**Problem description:** The records below must be transcribed exactly. Do not include the pictures.

**Provided information:**
☆ ☆ ☆ ☆ ☆ ☆ ☆
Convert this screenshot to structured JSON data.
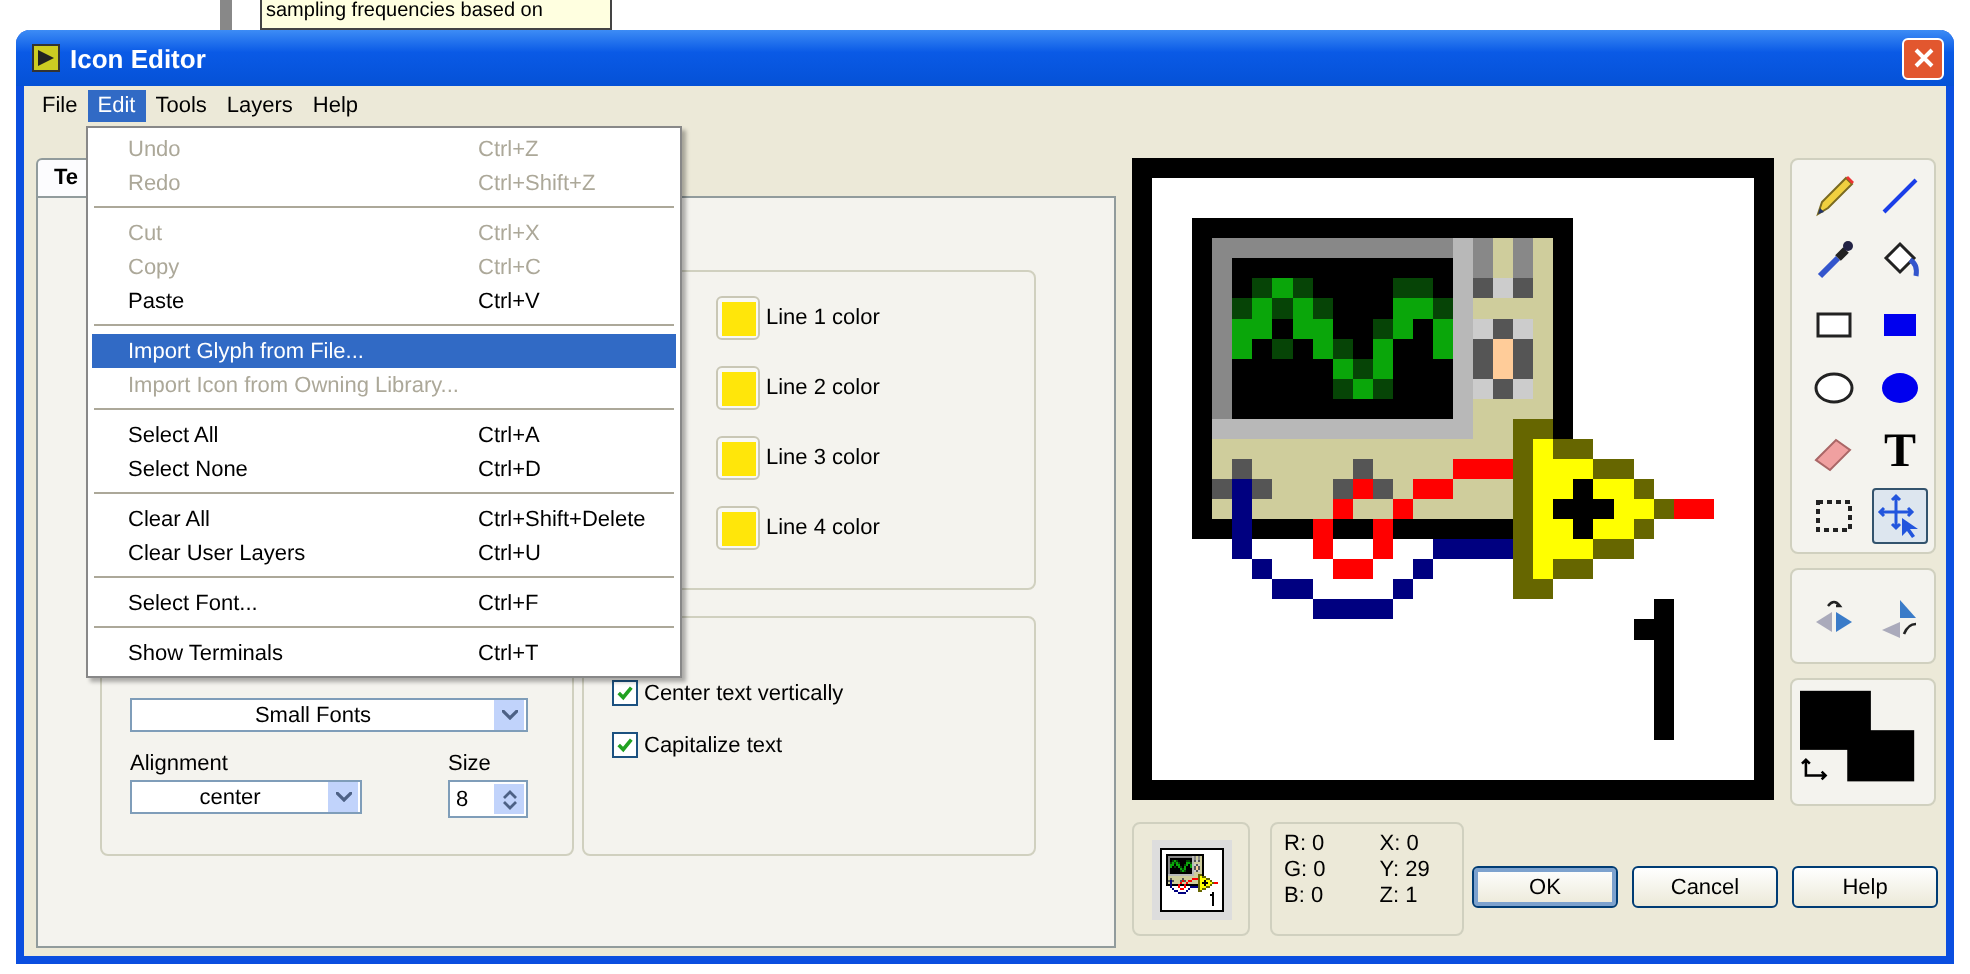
{
  "background": {
    "note_lines": [
      "sampling frequencies based on"
    ]
  },
  "window": {
    "title": "Icon Editor"
  },
  "menu_bar": [
    {
      "label": "File",
      "selected": false
    },
    {
      "label": "Edit",
      "selected": true
    },
    {
      "label": "Tools",
      "selected": false
    },
    {
      "label": "Layers",
      "selected": false
    },
    {
      "label": "Help",
      "selected": false
    }
  ],
  "edit_menu": [
    {
      "kind": "item",
      "label": "Undo",
      "shortcut": "Ctrl+Z",
      "disabled": true,
      "selected": false
    },
    {
      "kind": "item",
      "label": "Redo",
      "shortcut": "Ctrl+Shift+Z",
      "disabled": true,
      "selected": false
    },
    {
      "kind": "separator"
    },
    {
      "kind": "item",
      "label": "Cut",
      "shortcut": "Ctrl+X",
      "disabled": true,
      "selected": false
    },
    {
      "kind": "item",
      "label": "Copy",
      "shortcut": "Ctrl+C",
      "disabled": true,
      "selected": false
    },
    {
      "kind": "item",
      "label": "Paste",
      "shortcut": "Ctrl+V",
      "disabled": false,
      "selected": false
    },
    {
      "kind": "separator"
    },
    {
      "kind": "item",
      "label": "Import Glyph from File...",
      "disabled": false,
      "selected": true
    },
    {
      "kind": "item",
      "label": "Import Icon from Owning Library...",
      "disabled": true,
      "selected": false
    },
    {
      "kind": "separator"
    },
    {
      "kind": "item",
      "label": "Select All",
      "shortcut": "Ctrl+A",
      "disabled": false,
      "selected": false
    },
    {
      "kind": "item",
      "label": "Select None",
      "shortcut": "Ctrl+D",
      "disabled": false,
      "selected": false
    },
    {
      "kind": "separator"
    },
    {
      "kind": "item",
      "label": "Clear All",
      "shortcut": "Ctrl+Shift+Delete",
      "disabled": false,
      "selected": false
    },
    {
      "kind": "item",
      "label": "Clear User Layers",
      "shortcut": "Ctrl+U",
      "disabled": false,
      "selected": false
    },
    {
      "kind": "separator"
    },
    {
      "kind": "item",
      "label": "Select Font...",
      "shortcut": "Ctrl+F",
      "disabled": false,
      "selected": false
    },
    {
      "kind": "separator"
    },
    {
      "kind": "item",
      "label": "Show Terminals",
      "shortcut": "Ctrl+T",
      "disabled": false,
      "selected": false
    }
  ],
  "tabs": [
    {
      "label": "Te",
      "selected": true
    }
  ],
  "font": {
    "value": "Small Fonts"
  },
  "alignment": {
    "label": "Alignment",
    "value": "center"
  },
  "size": {
    "label": "Size",
    "value": "8"
  },
  "line_colors": [
    {
      "label": "Line 1 color",
      "color": "#ffe60a"
    },
    {
      "label": "Line 2 color",
      "color": "#ffe60a"
    },
    {
      "label": "Line 3 color",
      "color": "#ffe60a"
    },
    {
      "label": "Line 4 color",
      "color": "#ffe60a"
    }
  ],
  "options": [
    {
      "label": "Center text vertically",
      "checked": true
    },
    {
      "label": "Capitalize text",
      "checked": true
    }
  ],
  "tools": [
    {
      "kind": "pencil",
      "selected": false
    },
    {
      "kind": "line",
      "selected": false
    },
    {
      "kind": "dropper",
      "selected": false
    },
    {
      "kind": "bucket",
      "selected": false
    },
    {
      "kind": "rect",
      "selected": false
    },
    {
      "kind": "filled-rect",
      "selected": false
    },
    {
      "kind": "ellipse",
      "selected": false
    },
    {
      "kind": "filled-ellipse",
      "selected": false
    },
    {
      "kind": "eraser",
      "selected": false
    },
    {
      "kind": "text",
      "label": "T",
      "selected": false
    },
    {
      "kind": "select",
      "selected": false
    },
    {
      "kind": "move",
      "selected": true
    }
  ],
  "transform_tools": [
    {
      "kind": "flip"
    },
    {
      "kind": "rotate"
    }
  ],
  "info": {
    "left": [
      "R: 0",
      "G: 0",
      "B: 0"
    ],
    "right": [
      "X: 0",
      "Y: 29",
      "Z: 1"
    ]
  },
  "buttons": [
    {
      "label": "OK",
      "default": true
    },
    {
      "label": "Cancel",
      "default": false
    },
    {
      "label": "Help",
      "default": false
    }
  ]
}
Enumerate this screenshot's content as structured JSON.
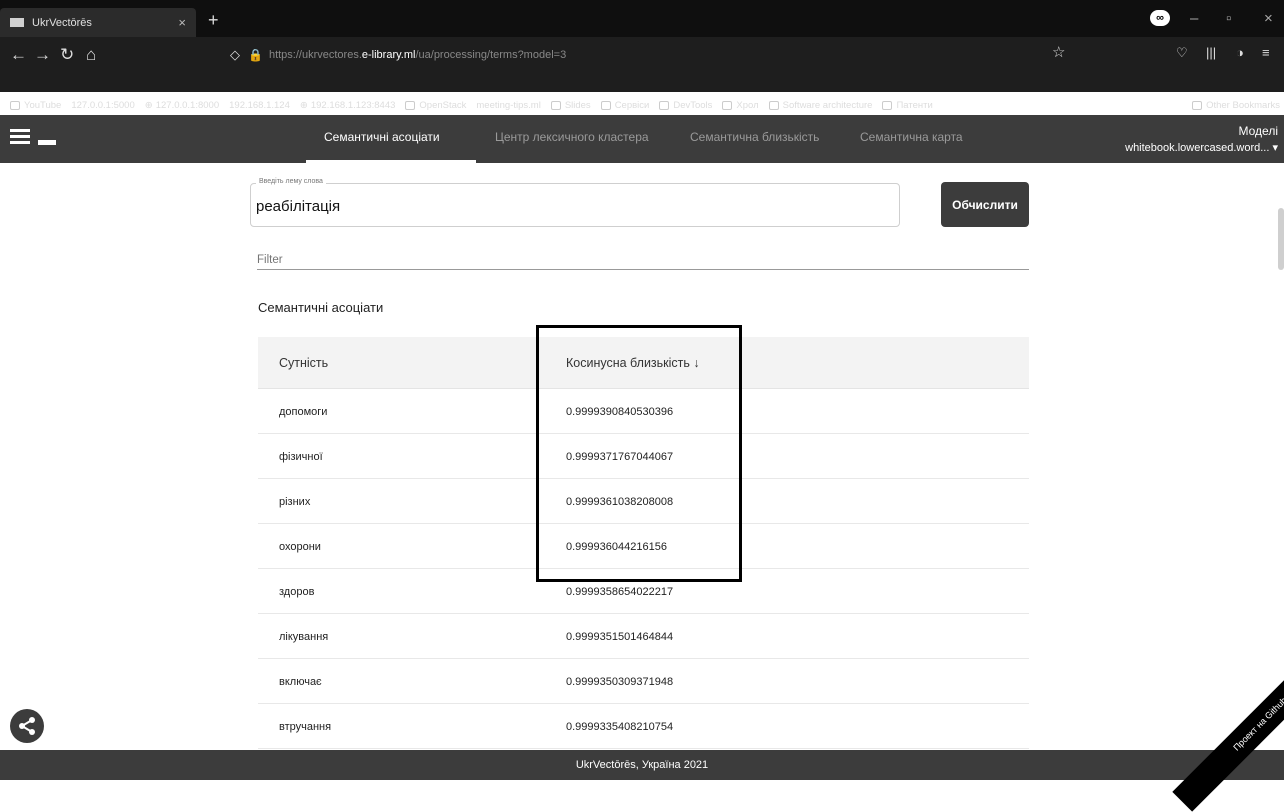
{
  "browser": {
    "tab_title": "UkrVectōrēs",
    "tab_close": "×",
    "new_tab": "+",
    "url_prefix": "https://ukrvectores.",
    "url_host": "e-library.ml",
    "url_path": "/ua/processing/terms?model=3",
    "bookmarks": [
      "YouTube",
      "127.0.0.1:5000",
      "127.0.0.1:8000",
      "192.168.1.124",
      "192.168.1.123:8443",
      "OpenStack",
      "meeting-tips.ml",
      "Slides",
      "Сервіси",
      "DevTools",
      "Хрол",
      "Software architecture",
      "Патенти"
    ],
    "other_bookmarks": "Other Bookmarks"
  },
  "app": {
    "tabs": [
      "Семантичні асоціати",
      "Центр лексичного кластера",
      "Семантична близькість",
      "Семантична карта"
    ],
    "models_label": "Моделі",
    "models_value": "whitebook.lowercased.word... ▾"
  },
  "form": {
    "lemma_legend": "Введіть лему слова",
    "lemma_value": "реабілітація",
    "compute_label": "Обчислити",
    "filter_placeholder": "Filter"
  },
  "results": {
    "title": "Семантичні асоціати",
    "col_entity": "Сутність",
    "col_cosine": "Косинусна близькість ↓",
    "rows": [
      {
        "entity": "допомоги",
        "score": "0.9999390840530396"
      },
      {
        "entity": "фізичної",
        "score": "0.9999371767044067"
      },
      {
        "entity": "різних",
        "score": "0.9999361038208008"
      },
      {
        "entity": "охорони",
        "score": "0.999936044216156"
      },
      {
        "entity": "здоров",
        "score": "0.9999358654022217"
      },
      {
        "entity": "лікування",
        "score": "0.9999351501464844"
      },
      {
        "entity": "включає",
        "score": "0.9999350309371948"
      },
      {
        "entity": "втручання",
        "score": "0.9999335408210754"
      }
    ]
  },
  "footer": {
    "text": "UkrVectōrēs, Україна 2021"
  },
  "ribbon": {
    "text": "Проект на Github"
  }
}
☆ ☆ ☆ ☆ ☆ ☆ ☆
**Output:**
Convert this screenshot to structured JSON data.
{
  "background": {
    "note_lines": [
      "sampling frequencies based on"
    ]
  },
  "window": {
    "title": "Icon Editor"
  },
  "menu_bar": [
    {
      "label": "File",
      "selected": false
    },
    {
      "label": "Edit",
      "selected": true
    },
    {
      "label": "Tools",
      "selected": false
    },
    {
      "label": "Layers",
      "selected": false
    },
    {
      "label": "Help",
      "selected": false
    }
  ],
  "edit_menu": [
    {
      "kind": "item",
      "label": "Undo",
      "shortcut": "Ctrl+Z",
      "disabled": true,
      "selected": false
    },
    {
      "kind": "item",
      "label": "Redo",
      "shortcut": "Ctrl+Shift+Z",
      "disabled": true,
      "selected": false
    },
    {
      "kind": "separator"
    },
    {
      "kind": "item",
      "label": "Cut",
      "shortcut": "Ctrl+X",
      "disabled": true,
      "selected": false
    },
    {
      "kind": "item",
      "label": "Copy",
      "shortcut": "Ctrl+C",
      "disabled": true,
      "selected": false
    },
    {
      "kind": "item",
      "label": "Paste",
      "shortcut": "Ctrl+V",
      "disabled": false,
      "selected": false
    },
    {
      "kind": "separator"
    },
    {
      "kind": "item",
      "label": "Import Glyph from File...",
      "disabled": false,
      "selected": true
    },
    {
      "kind": "item",
      "label": "Import Icon from Owning Library...",
      "disabled": true,
      "selected": false
    },
    {
      "kind": "separator"
    },
    {
      "kind": "item",
      "label": "Select All",
      "shortcut": "Ctrl+A",
      "disabled": false,
      "selected": false
    },
    {
      "kind": "item",
      "label": "Select None",
      "shortcut": "Ctrl+D",
      "disabled": false,
      "selected": false
    },
    {
      "kind": "separator"
    },
    {
      "kind": "item",
      "label": "Clear All",
      "shortcut": "Ctrl+Shift+Delete",
      "disabled": false,
      "selected": false
    },
    {
      "kind": "item",
      "label": "Clear User Layers",
      "shortcut": "Ctrl+U",
      "disabled": false,
      "selected": false
    },
    {
      "kind": "separator"
    },
    {
      "kind": "item",
      "label": "Select Font...",
      "shortcut": "Ctrl+F",
      "disabled": false,
      "selected": false
    },
    {
      "kind": "separator"
    },
    {
      "kind": "item",
      "label": "Show Terminals",
      "shortcut": "Ctrl+T",
      "disabled": false,
      "selected": false
    }
  ],
  "tabs": [
    {
      "label": "Te",
      "selected": true
    }
  ],
  "font": {
    "value": "Small Fonts"
  },
  "alignment": {
    "label": "Alignment",
    "value": "center"
  },
  "size": {
    "label": "Size",
    "value": "8"
  },
  "line_colors": [
    {
      "label": "Line 1 color",
      "color": "#ffe60a"
    },
    {
      "label": "Line 2 color",
      "color": "#ffe60a"
    },
    {
      "label": "Line 3 color",
      "color": "#ffe60a"
    },
    {
      "label": "Line 4 color",
      "color": "#ffe60a"
    }
  ],
  "options": [
    {
      "label": "Center text vertically",
      "checked": true
    },
    {
      "label": "Capitalize text",
      "checked": true
    }
  ],
  "tools": [
    {
      "kind": "pencil",
      "selected": false
    },
    {
      "kind": "line",
      "selected": false
    },
    {
      "kind": "dropper",
      "selected": false
    },
    {
      "kind": "bucket",
      "selected": false
    },
    {
      "kind": "rect",
      "selected": false
    },
    {
      "kind": "filled-rect",
      "selected": false
    },
    {
      "kind": "ellipse",
      "selected": false
    },
    {
      "kind": "filled-ellipse",
      "selected": false
    },
    {
      "kind": "eraser",
      "selected": false
    },
    {
      "kind": "text",
      "label": "T",
      "selected": false
    },
    {
      "kind": "select",
      "selected": false
    },
    {
      "kind": "move",
      "selected": true
    }
  ],
  "transform_tools": [
    {
      "kind": "flip"
    },
    {
      "kind": "rotate"
    }
  ],
  "info": {
    "left": [
      "R: 0",
      "G: 0",
      "B: 0"
    ],
    "right": [
      "X: 0",
      "Y: 29",
      "Z: 1"
    ]
  },
  "buttons": [
    {
      "label": "OK",
      "default": true
    },
    {
      "label": "Cancel",
      "default": false
    },
    {
      "label": "Help",
      "default": false
    }
  ]
}
Enumerate this screenshot's content as structured JSON.
{
  "browser": {
    "tab_title": "UkrVectōrēs",
    "tab_close": "×",
    "new_tab": "+",
    "url_prefix": "https://ukrvectores.",
    "url_host": "e-library.ml",
    "url_path": "/ua/processing/terms?model=3",
    "bookmarks": [
      "YouTube",
      "127.0.0.1:5000",
      "127.0.0.1:8000",
      "192.168.1.124",
      "192.168.1.123:8443",
      "OpenStack",
      "meeting-tips.ml",
      "Slides",
      "Сервіси",
      "DevTools",
      "Хрол",
      "Software architecture",
      "Патенти"
    ],
    "other_bookmarks": "Other Bookmarks"
  },
  "app": {
    "tabs": [
      "Семантичні асоціати",
      "Центр лексичного кластера",
      "Семантична близькість",
      "Семантична карта"
    ],
    "models_label": "Моделі",
    "models_value": "whitebook.lowercased.word... ▾"
  },
  "form": {
    "lemma_legend": "Введіть лему слова",
    "lemma_value": "реабілітація",
    "compute_label": "Обчислити",
    "filter_placeholder": "Filter"
  },
  "results": {
    "title": "Семантичні асоціати",
    "col_entity": "Сутність",
    "col_cosine": "Косинусна близькість ↓",
    "rows": [
      {
        "entity": "допомоги",
        "score": "0.9999390840530396"
      },
      {
        "entity": "фізичної",
        "score": "0.9999371767044067"
      },
      {
        "entity": "різних",
        "score": "0.9999361038208008"
      },
      {
        "entity": "охорони",
        "score": "0.999936044216156"
      },
      {
        "entity": "здоров",
        "score": "0.9999358654022217"
      },
      {
        "entity": "лікування",
        "score": "0.9999351501464844"
      },
      {
        "entity": "включає",
        "score": "0.9999350309371948"
      },
      {
        "entity": "втручання",
        "score": "0.9999335408210754"
      }
    ]
  },
  "footer": {
    "text": "UkrVectōrēs, Україна 2021"
  },
  "ribbon": {
    "text": "Проект на Github"
  }
}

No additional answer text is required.